Requirement
Could you extract every entry below and reproduce it exactly?

Extracted records

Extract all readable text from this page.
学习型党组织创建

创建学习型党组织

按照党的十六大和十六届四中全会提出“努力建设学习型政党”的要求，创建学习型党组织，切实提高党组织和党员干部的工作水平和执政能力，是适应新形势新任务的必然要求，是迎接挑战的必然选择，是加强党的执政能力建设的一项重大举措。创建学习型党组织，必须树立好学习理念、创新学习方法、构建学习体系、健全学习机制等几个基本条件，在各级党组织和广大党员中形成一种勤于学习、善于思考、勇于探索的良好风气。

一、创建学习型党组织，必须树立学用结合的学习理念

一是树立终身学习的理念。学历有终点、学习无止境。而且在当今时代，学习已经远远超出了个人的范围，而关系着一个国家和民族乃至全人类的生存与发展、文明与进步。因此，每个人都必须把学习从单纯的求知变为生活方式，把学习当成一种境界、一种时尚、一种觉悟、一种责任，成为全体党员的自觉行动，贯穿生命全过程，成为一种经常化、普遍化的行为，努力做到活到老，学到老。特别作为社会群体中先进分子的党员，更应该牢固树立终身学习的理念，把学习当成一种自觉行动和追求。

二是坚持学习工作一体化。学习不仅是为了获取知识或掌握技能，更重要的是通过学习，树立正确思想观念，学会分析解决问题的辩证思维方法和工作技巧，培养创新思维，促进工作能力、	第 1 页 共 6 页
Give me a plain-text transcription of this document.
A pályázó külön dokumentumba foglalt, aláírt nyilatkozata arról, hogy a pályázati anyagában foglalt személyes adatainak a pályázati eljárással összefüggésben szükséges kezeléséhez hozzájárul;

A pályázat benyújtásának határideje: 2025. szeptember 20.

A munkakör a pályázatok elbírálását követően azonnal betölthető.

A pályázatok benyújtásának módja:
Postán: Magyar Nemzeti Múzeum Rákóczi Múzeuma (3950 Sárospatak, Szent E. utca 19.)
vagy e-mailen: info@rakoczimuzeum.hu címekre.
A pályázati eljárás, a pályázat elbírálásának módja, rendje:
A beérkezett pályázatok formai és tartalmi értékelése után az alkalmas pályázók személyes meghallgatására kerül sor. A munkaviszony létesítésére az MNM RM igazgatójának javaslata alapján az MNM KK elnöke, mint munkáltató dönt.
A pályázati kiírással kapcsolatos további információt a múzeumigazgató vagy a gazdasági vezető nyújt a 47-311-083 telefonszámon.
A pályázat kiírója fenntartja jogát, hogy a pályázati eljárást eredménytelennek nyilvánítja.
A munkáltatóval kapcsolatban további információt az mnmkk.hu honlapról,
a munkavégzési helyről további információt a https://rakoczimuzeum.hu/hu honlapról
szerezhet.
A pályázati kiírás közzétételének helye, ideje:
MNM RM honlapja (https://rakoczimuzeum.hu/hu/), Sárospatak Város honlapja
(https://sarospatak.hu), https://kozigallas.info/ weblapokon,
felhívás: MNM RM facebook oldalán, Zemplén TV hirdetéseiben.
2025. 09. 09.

Answer
Extract all readable text from this page.
学习型党组织创建

创建学习型党组织

按照党的十六大和十六届四中全会提出“努力建设学习型政党”的要求，创建学习型党组织，切实提高党组织和党员干部的工作水平和执政能力，是适应新形势新任务的必然要求，是迎接挑战的必然选择，是加强党的执政能力建设的一项重大举措。创建学习型党组织，必须树立好学习理念、创新学习方法、构建学习体系、健全学习机制等几个基本条件，在各级党组织和广大党员中形成一种勤于学习、善于思考、勇于探索的良好风气。

一、创建学习型党组织，必须树立学用结合的学习理念

一是树立终身学习的理念。学历有终点、学习无止境。而且在当今时代，学习已经远远超出了个人的范围，而关系着一个国家和民族乃至全人类的生存与发展、文明与进步。因此，每个人都必须把学习从单纯的求知变为生活方式，把学习当成一种境界、一种时尚、一种觉悟、一种责任，成为全体党员的自觉行动，贯穿生命全过程，成为一种经常化、普遍化的行为，努力做到活到老，学到老。特别作为社会群体中先进分子的党员，更应该牢固树立终身学习的理念，把学习当成一种自觉行动和追求。

二是坚持学习工作一体化。学习不仅是为了获取知识或掌握技能，更重要的是通过学习，树立正确思想观念，学会分析解决问题的辩证思维方法和工作技巧，培养创新思维，促进工作能力、	第 1 页 共 6 页
Give me a plain-text transcription of this document.
A pályázó külön dokumentumba foglalt, aláírt nyilatkozata arról, hogy a pályázati anyagában foglalt személyes adatainak a pályázati eljárással összefüggésben szükséges kezeléséhez hozzájárul;

A pályázat benyújtásának határideje: 2025. szeptember 20.

A munkakör a pályázatok elbírálását követően azonnal betölthető.

A pályázatok benyújtásának módja:
Postán: Magyar Nemzeti Múzeum Rákóczi Múzeuma (3950 Sárospatak, Szent E. utca 19.)
vagy e-mailen: info@rakoczimuzeum.hu címekre.
A pályázati eljárás, a pályázat elbírálásának módja, rendje:
A beérkezett pályázatok formai és tartalmi értékelése után az alkalmas pályázók személyes meghallgatására kerül sor. A munkaviszony létesítésére az MNM RM igazgatójának javaslata alapján az MNM KK elnöke, mint munkáltató dönt.
A pályázati kiírással kapcsolatos további információt a múzeumigazgató vagy a gazdasági vezető nyújt a 47-311-083 telefonszámon.
A pályázat kiírója fenntartja jogát, hogy a pályázati eljárást eredménytelennek nyilvánítja.
A munkáltatóval kapcsolatban további információt az mnmkk.hu honlapról,
a munkavégzési helyről további információt a https://rakoczimuzeum.hu/hu honlapról
szerezhet.
A pályázati kiírás közzétételének helye, ideje:
MNM RM honlapja (https://rakoczimuzeum.hu/hu/), Sárospatak Város honlapja
(https://sarospatak.hu), https://kozigallas.info/ weblapokon,
felhívás: MNM RM facebook oldalán, Zemplén TV hirdetéseiben.
2025. 09. 09.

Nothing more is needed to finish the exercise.